Problem description >> Without the pictures, set down the records below word for word.

Material provided >>
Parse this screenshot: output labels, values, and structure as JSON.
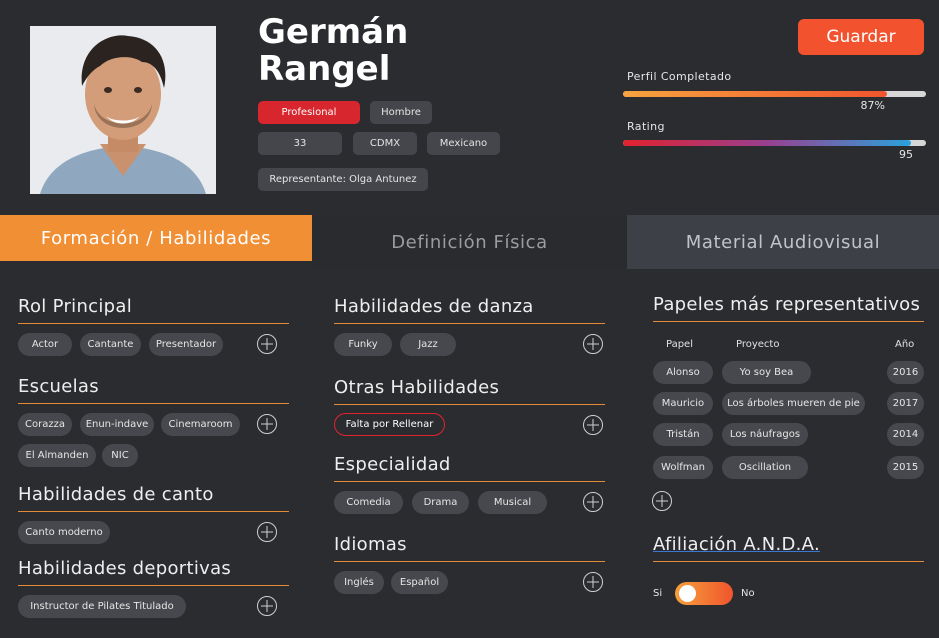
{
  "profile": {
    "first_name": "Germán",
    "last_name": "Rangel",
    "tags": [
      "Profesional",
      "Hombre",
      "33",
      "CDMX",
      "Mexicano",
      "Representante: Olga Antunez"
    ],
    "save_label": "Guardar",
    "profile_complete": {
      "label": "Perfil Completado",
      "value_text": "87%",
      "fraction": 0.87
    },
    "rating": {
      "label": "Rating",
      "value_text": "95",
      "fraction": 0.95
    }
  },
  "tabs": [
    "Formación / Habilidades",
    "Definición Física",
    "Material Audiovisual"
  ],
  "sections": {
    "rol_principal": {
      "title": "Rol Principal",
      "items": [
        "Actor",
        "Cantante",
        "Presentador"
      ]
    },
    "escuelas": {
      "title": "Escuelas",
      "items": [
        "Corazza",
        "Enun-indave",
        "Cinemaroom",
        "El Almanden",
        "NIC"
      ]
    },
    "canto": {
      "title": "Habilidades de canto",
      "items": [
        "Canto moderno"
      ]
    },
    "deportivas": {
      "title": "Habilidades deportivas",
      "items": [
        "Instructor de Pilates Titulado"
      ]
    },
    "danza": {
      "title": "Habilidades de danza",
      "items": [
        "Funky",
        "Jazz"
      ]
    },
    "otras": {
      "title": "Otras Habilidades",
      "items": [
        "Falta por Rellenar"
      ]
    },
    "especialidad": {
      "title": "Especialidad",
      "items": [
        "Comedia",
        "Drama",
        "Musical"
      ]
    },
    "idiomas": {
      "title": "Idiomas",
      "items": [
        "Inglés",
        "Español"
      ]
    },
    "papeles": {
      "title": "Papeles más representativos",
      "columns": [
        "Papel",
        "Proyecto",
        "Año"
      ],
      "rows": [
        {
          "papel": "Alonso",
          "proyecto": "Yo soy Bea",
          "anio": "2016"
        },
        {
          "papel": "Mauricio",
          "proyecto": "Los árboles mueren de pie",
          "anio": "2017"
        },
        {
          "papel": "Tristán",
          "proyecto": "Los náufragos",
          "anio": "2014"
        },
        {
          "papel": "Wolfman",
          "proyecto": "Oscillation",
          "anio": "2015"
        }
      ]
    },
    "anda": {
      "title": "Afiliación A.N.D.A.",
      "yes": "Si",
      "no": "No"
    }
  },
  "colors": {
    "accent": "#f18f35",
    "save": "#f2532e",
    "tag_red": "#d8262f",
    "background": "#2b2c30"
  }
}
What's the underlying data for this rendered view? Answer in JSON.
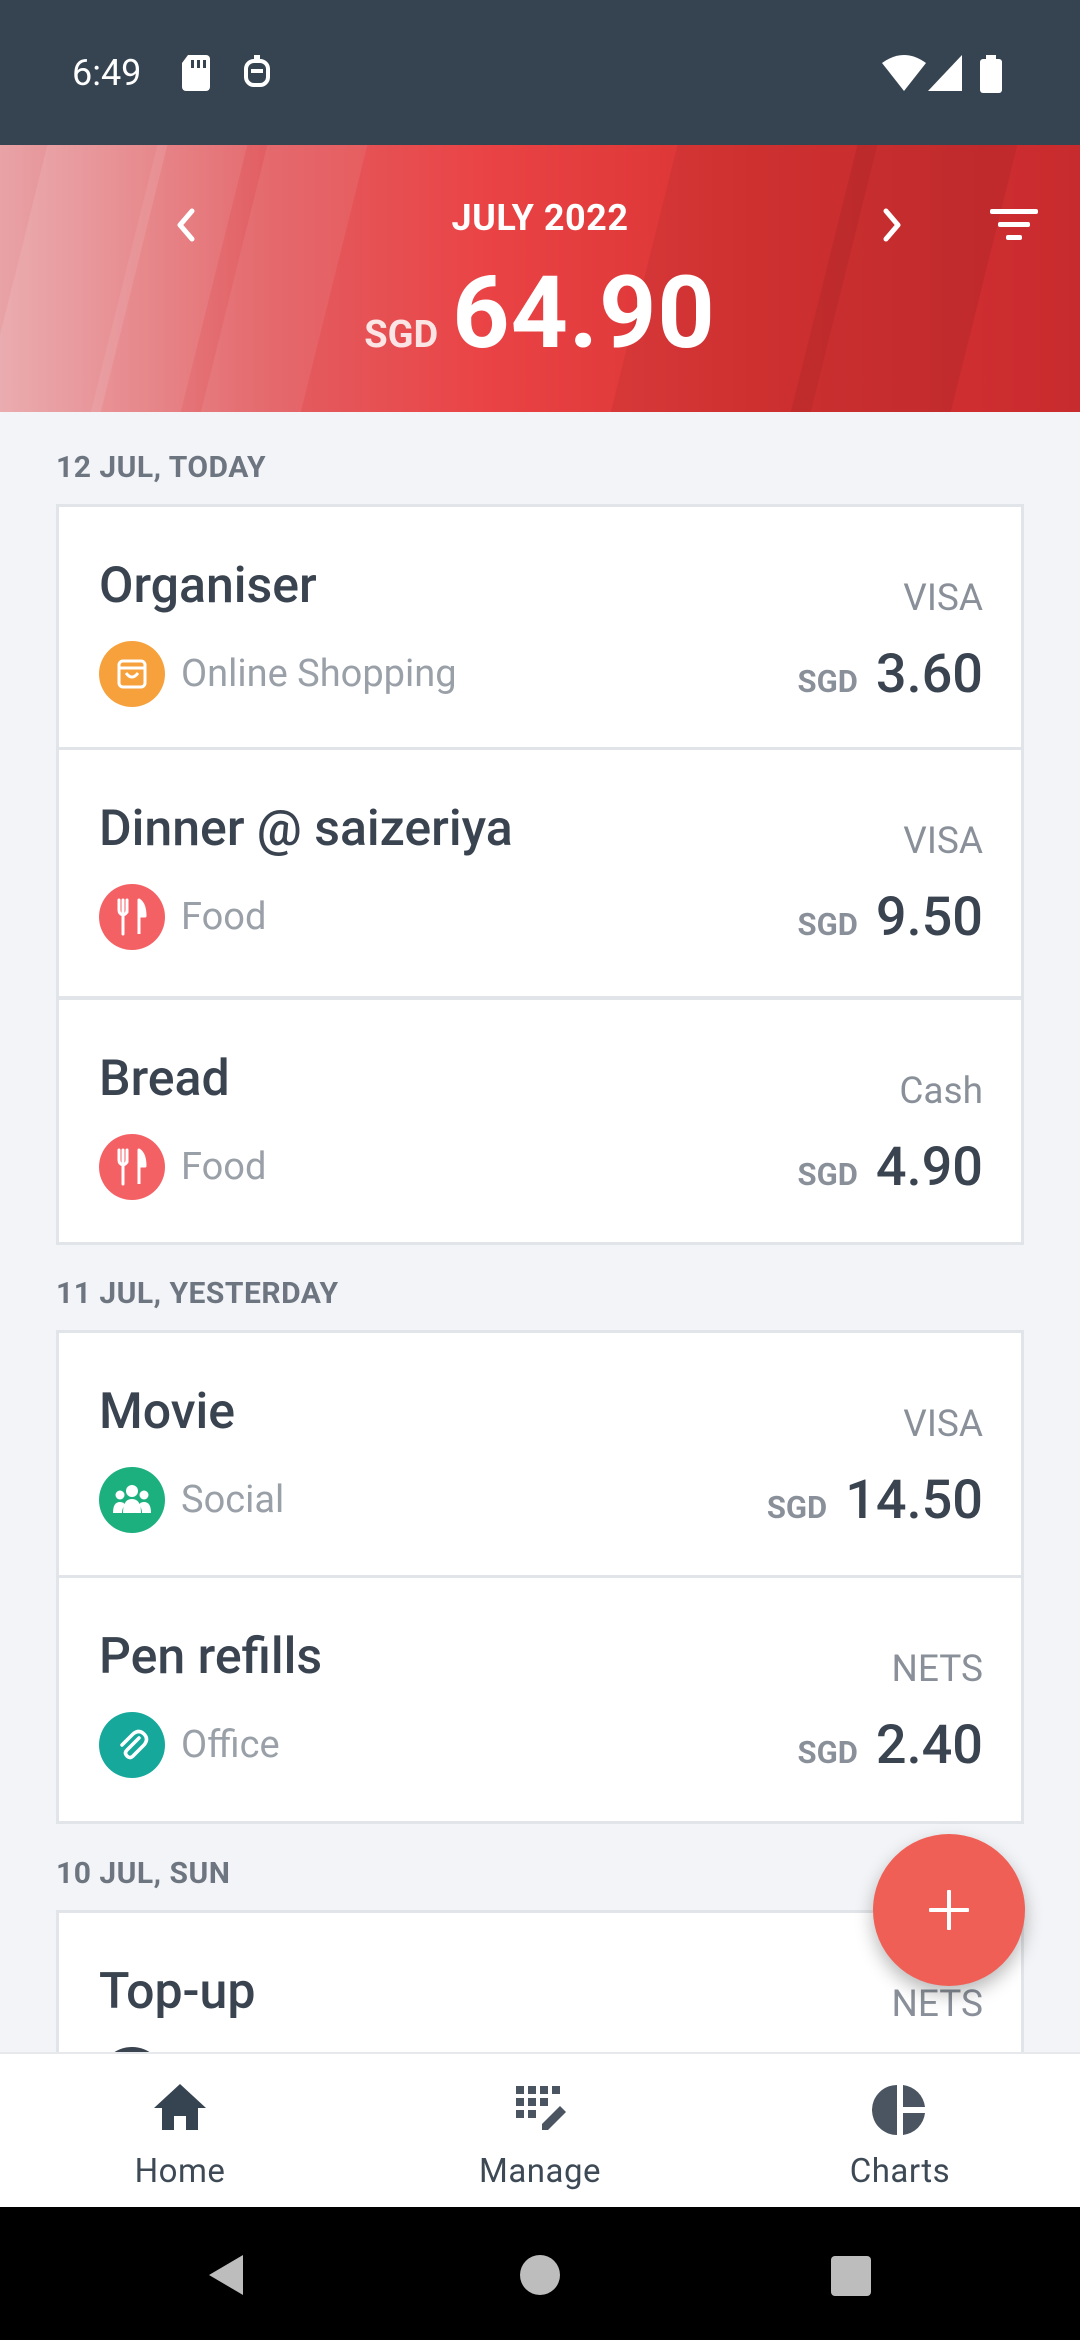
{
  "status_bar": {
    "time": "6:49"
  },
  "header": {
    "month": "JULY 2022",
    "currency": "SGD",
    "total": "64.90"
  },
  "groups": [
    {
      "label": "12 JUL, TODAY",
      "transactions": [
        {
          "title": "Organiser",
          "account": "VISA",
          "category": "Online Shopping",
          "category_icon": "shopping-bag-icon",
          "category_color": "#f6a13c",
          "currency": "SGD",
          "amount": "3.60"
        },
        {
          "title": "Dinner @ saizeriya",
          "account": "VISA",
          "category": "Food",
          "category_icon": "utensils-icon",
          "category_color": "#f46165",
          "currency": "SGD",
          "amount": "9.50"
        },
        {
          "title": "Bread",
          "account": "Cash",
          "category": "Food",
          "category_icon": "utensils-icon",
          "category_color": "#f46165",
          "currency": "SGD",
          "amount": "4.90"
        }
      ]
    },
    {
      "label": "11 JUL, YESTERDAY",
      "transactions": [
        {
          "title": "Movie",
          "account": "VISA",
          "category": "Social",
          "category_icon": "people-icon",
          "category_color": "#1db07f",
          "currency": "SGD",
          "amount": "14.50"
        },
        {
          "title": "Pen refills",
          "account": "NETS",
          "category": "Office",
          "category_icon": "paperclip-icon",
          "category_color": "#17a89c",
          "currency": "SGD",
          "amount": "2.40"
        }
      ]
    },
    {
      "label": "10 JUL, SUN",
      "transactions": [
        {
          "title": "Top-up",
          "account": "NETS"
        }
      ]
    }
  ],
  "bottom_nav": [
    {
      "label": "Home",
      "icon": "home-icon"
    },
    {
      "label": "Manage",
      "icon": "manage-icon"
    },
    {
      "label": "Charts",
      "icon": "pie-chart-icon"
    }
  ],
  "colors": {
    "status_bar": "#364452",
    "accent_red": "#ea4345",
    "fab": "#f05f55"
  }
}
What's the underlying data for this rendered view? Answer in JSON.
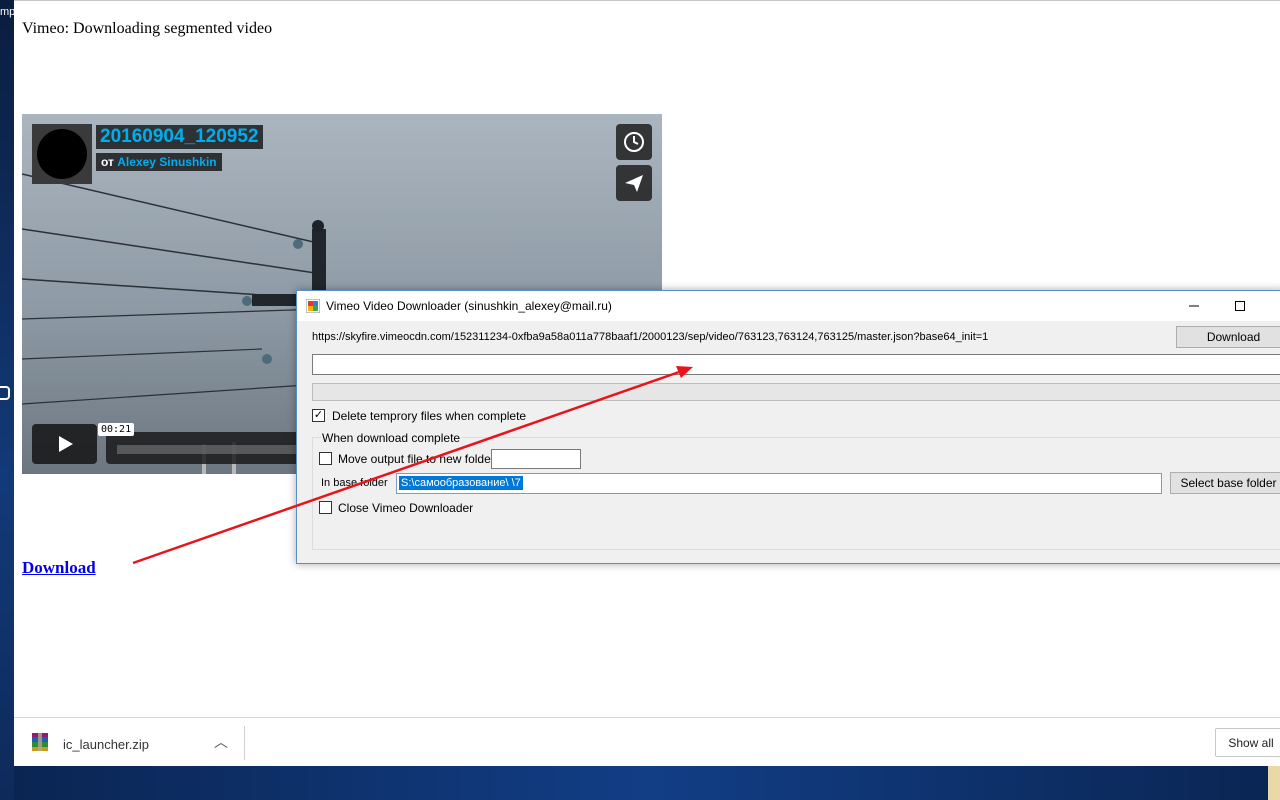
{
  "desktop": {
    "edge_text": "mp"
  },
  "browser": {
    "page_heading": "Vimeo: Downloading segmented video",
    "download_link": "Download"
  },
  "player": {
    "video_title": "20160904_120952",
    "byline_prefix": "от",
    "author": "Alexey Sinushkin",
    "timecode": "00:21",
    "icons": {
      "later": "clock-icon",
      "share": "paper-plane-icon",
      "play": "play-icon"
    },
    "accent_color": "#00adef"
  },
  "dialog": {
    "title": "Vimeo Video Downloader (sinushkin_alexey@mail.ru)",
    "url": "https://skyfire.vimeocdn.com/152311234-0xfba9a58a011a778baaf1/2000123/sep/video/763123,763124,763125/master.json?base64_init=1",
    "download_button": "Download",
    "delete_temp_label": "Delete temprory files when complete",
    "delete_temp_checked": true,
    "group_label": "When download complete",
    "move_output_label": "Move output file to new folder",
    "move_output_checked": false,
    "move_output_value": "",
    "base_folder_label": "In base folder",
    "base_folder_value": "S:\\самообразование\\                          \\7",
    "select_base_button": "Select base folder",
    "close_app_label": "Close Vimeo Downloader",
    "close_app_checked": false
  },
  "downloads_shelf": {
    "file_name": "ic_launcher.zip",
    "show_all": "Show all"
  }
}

Finished exercise >>
Parse this screenshot: output labels, values, and structure as JSON.
{
  "profile": {
    "first_name": "Germán",
    "last_name": "Rangel",
    "tags": [
      "Profesional",
      "Hombre",
      "33",
      "CDMX",
      "Mexicano",
      "Representante: Olga Antunez"
    ],
    "save_label": "Guardar",
    "profile_complete": {
      "label": "Perfil Completado",
      "value_text": "87%",
      "fraction": 0.87
    },
    "rating": {
      "label": "Rating",
      "value_text": "95",
      "fraction": 0.95
    }
  },
  "tabs": [
    "Formación / Habilidades",
    "Definición Física",
    "Material Audiovisual"
  ],
  "sections": {
    "rol_principal": {
      "title": "Rol Principal",
      "items": [
        "Actor",
        "Cantante",
        "Presentador"
      ]
    },
    "escuelas": {
      "title": "Escuelas",
      "items": [
        "Corazza",
        "Enun-indave",
        "Cinemaroom",
        "El Almanden",
        "NIC"
      ]
    },
    "canto": {
      "title": "Habilidades de canto",
      "items": [
        "Canto moderno"
      ]
    },
    "deportivas": {
      "title": "Habilidades deportivas",
      "items": [
        "Instructor de Pilates Titulado"
      ]
    },
    "danza": {
      "title": "Habilidades de danza",
      "items": [
        "Funky",
        "Jazz"
      ]
    },
    "otras": {
      "title": "Otras Habilidades",
      "items": [
        "Falta por Rellenar"
      ]
    },
    "especialidad": {
      "title": "Especialidad",
      "items": [
        "Comedia",
        "Drama",
        "Musical"
      ]
    },
    "idiomas": {
      "title": "Idiomas",
      "items": [
        "Inglés",
        "Español"
      ]
    },
    "papeles": {
      "title": "Papeles más representativos",
      "columns": [
        "Papel",
        "Proyecto",
        "Año"
      ],
      "rows": [
        {
          "papel": "Alonso",
          "proyecto": "Yo soy Bea",
          "anio": "2016"
        },
        {
          "papel": "Mauricio",
          "proyecto": "Los árboles mueren de pie",
          "anio": "2017"
        },
        {
          "papel": "Tristán",
          "proyecto": "Los náufragos",
          "anio": "2014"
        },
        {
          "papel": "Wolfman",
          "proyecto": "Oscillation",
          "anio": "2015"
        }
      ]
    },
    "anda": {
      "title": "Afiliación A.N.D.A.",
      "yes": "Si",
      "no": "No"
    }
  },
  "colors": {
    "accent": "#f18f35",
    "save": "#f2532e",
    "tag_red": "#d8262f",
    "background": "#2b2c30"
  }
}
What's the underlying data for this rendered view? Answer in JSON.
{
  "status_bar": {
    "time": "6:49"
  },
  "header": {
    "month": "JULY 2022",
    "currency": "SGD",
    "total": "64.90"
  },
  "groups": [
    {
      "label": "12 JUL, TODAY",
      "transactions": [
        {
          "title": "Organiser",
          "account": "VISA",
          "category": "Online Shopping",
          "category_icon": "shopping-bag-icon",
          "category_color": "#f6a13c",
          "currency": "SGD",
          "amount": "3.60"
        },
        {
          "title": "Dinner @ saizeriya",
          "account": "VISA",
          "category": "Food",
          "category_icon": "utensils-icon",
          "category_color": "#f46165",
          "currency": "SGD",
          "amount": "9.50"
        },
        {
          "title": "Bread",
          "account": "Cash",
          "category": "Food",
          "category_icon": "utensils-icon",
          "category_color": "#f46165",
          "currency": "SGD",
          "amount": "4.90"
        }
      ]
    },
    {
      "label": "11 JUL, YESTERDAY",
      "transactions": [
        {
          "title": "Movie",
          "account": "VISA",
          "category": "Social",
          "category_icon": "people-icon",
          "category_color": "#1db07f",
          "currency": "SGD",
          "amount": "14.50"
        },
        {
          "title": "Pen refills",
          "account": "NETS",
          "category": "Office",
          "category_icon": "paperclip-icon",
          "category_color": "#17a89c",
          "currency": "SGD",
          "amount": "2.40"
        }
      ]
    },
    {
      "label": "10 JUL, SUN",
      "transactions": [
        {
          "title": "Top-up",
          "account": "NETS"
        }
      ]
    }
  ],
  "bottom_nav": [
    {
      "label": "Home",
      "icon": "home-icon"
    },
    {
      "label": "Manage",
      "icon": "manage-icon"
    },
    {
      "label": "Charts",
      "icon": "pie-chart-icon"
    }
  ],
  "colors": {
    "status_bar": "#364452",
    "accent_red": "#ea4345",
    "fab": "#f05f55"
  }
}
What's the underlying data for this rendered view? Answer in JSON.
{
  "desktop": {
    "edge_text": "mp"
  },
  "browser": {
    "page_heading": "Vimeo: Downloading segmented video",
    "download_link": "Download"
  },
  "player": {
    "video_title": "20160904_120952",
    "byline_prefix": "от",
    "author": "Alexey Sinushkin",
    "timecode": "00:21",
    "icons": {
      "later": "clock-icon",
      "share": "paper-plane-icon",
      "play": "play-icon"
    },
    "accent_color": "#00adef"
  },
  "dialog": {
    "title": "Vimeo Video Downloader (sinushkin_alexey@mail.ru)",
    "url": "https://skyfire.vimeocdn.com/152311234-0xfba9a58a011a778baaf1/2000123/sep/video/763123,763124,763125/master.json?base64_init=1",
    "download_button": "Download",
    "delete_temp_label": "Delete temprory files when complete",
    "delete_temp_checked": true,
    "group_label": "When download complete",
    "move_output_label": "Move output file to new folder",
    "move_output_checked": false,
    "move_output_value": "",
    "base_folder_label": "In base folder",
    "base_folder_value": "S:\\самообразование\\                          \\7",
    "select_base_button": "Select base folder",
    "close_app_label": "Close Vimeo Downloader",
    "close_app_checked": false
  },
  "downloads_shelf": {
    "file_name": "ic_launcher.zip",
    "show_all": "Show all"
  }
}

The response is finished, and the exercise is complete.